## ACTIVIDADES
a: Según el texto sobre Trotsky, ¿qué objeto servía de pisapapeles sobre el gran escritorio?
b: Por favor, repite sin cambios el fragmento del texto sobre Trotsky que comienza en las palabras "Las cosas serias, en" y termina después de "carácter y destino.".
c: Escribe lo que sigue al texto sobre Trotsky, a partir de su última oración.

## TEXTO DE LECTURA
◆ ◆ ◆ ◆

El motor se detuvo, y la sorda vibración del mar cer­cano le dio cuerpo a la noche. Avanzando lentamente por el sendero marcado por nuestras luces, precedido por un discreto joven camarada que portaba una linter­na eléctrica, aparecieron un par de zapatos y pantalo­nes blancos, un saco pijama abotonado hasta el cuello. La cabeza permanecía oculta en la oscuridad. Los ros­tros que expresan vidas excepcionales son casi siempre distantes; esperaba con la mayor curiosidad contemplar este rostro señalado por uno de los más grandes des­tinos del mundo.

Desde el momento en que este fantasma con anteojos se detuvo observé que toda la fuerza de sus rasgos se concentraba en su boca de labios suaves, tensos, muy marcados, los labios de una estatua asiáti­ca. Rió hasta que se disipó la confusión del primer en­cuentro, con una risa que no parecía guardar ninguna relación con su voz (una risa que separaba mucho sus dientes pequeños, extraordinariamente jóvenes, en el fino rostro embellecido por el cabello blanco). Su voz, al mismo tiempo amable e imperiosa, parecía decir: "Terminemos pronto con estos saludos cordiales y pasemos a cosas más serias."

Las cosas serias, en ese momento en que le estaba prohibida la acción directa como condición para poder permanecer en Francia, eran sus ideas. Junto al gran escritorio sobre el que un revólver servía de pisapape­les, la presencia de Trotsky evocaba uno de los proble­mas más significativos: la relación entre carácter y destino.

◆ ◆ ◆ ◆

## MATERIAL PRESENTADO
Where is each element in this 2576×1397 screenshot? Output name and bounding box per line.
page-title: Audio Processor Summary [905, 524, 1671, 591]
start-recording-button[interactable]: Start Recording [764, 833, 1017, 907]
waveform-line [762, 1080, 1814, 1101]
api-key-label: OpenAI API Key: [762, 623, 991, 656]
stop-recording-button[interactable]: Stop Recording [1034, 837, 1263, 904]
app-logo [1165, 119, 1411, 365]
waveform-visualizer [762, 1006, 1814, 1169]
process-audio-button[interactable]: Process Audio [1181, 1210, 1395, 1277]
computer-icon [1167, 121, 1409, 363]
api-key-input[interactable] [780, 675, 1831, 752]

◆ ◆ ◆ ◆

## SOLUCIONES DEL EJERCICIO
a: Un revólver.

b:
Las cosas serias, en ese momento en que le estaba prohibida la acción directa como condición para poder permanecer en Francia, eran sus ideas. Junto al gran escritorio sobre el que un revólver servía de pisapape­les, la presencia de Trotsky evocaba uno de los proble­mas más significativos: la relación entre carácter y destino.

c:
Atribuimos una rigurosa certeza a los juicios de los ciegos. Creo que se debe a que el ciego juzga a los hombres únicamente por su voz. En realidad nada, ni la cara, ni la sonrisa, ni los gestos, expresan al hombre, por la simple razón de que el hombre es inexpresable. Pero de todas estas diminutas puertas abiertas de la personalidad seguramente el tono de voz es lo que mejor revela la calidad de un individuo. Trotsky no hablaba en su lengua natal, pero incluso en francés la cualidad personal de su voz domina todo lo que dice. Sentí la falta de esa insistencia que en tantas personas traiciona el hecho de que su gran interés en convencer a los demás no es más que un deseo de convencerse a sí mismas, la falta de la voluntad de seducir. La mayoría de los grandes hombres tienen esa pesadez en la expre­sión, esa confusión, esa misteriosa concentración del espíritu que parece irradiar de la doctrina pero que la supera en todos los sentidos y produce el hábito de considerar el pensamiento como algo a conquistar, no como algo que se repite a sí mismo. Este hombre había forjado su propio mundo en el dominio del espíritu, y en él vivía. Recuerdo cómo me habló de Pasternak.[2]

-La juventud rusa lo admira, pero no me llama mucho la atención. Me tiene sin cuidado el arte de los técnicos, que es un arte para especialistas.

-Para mí -respondí- el arte es sobre todo la expresión más elevada o más intensa de una experien­cia humana legítima.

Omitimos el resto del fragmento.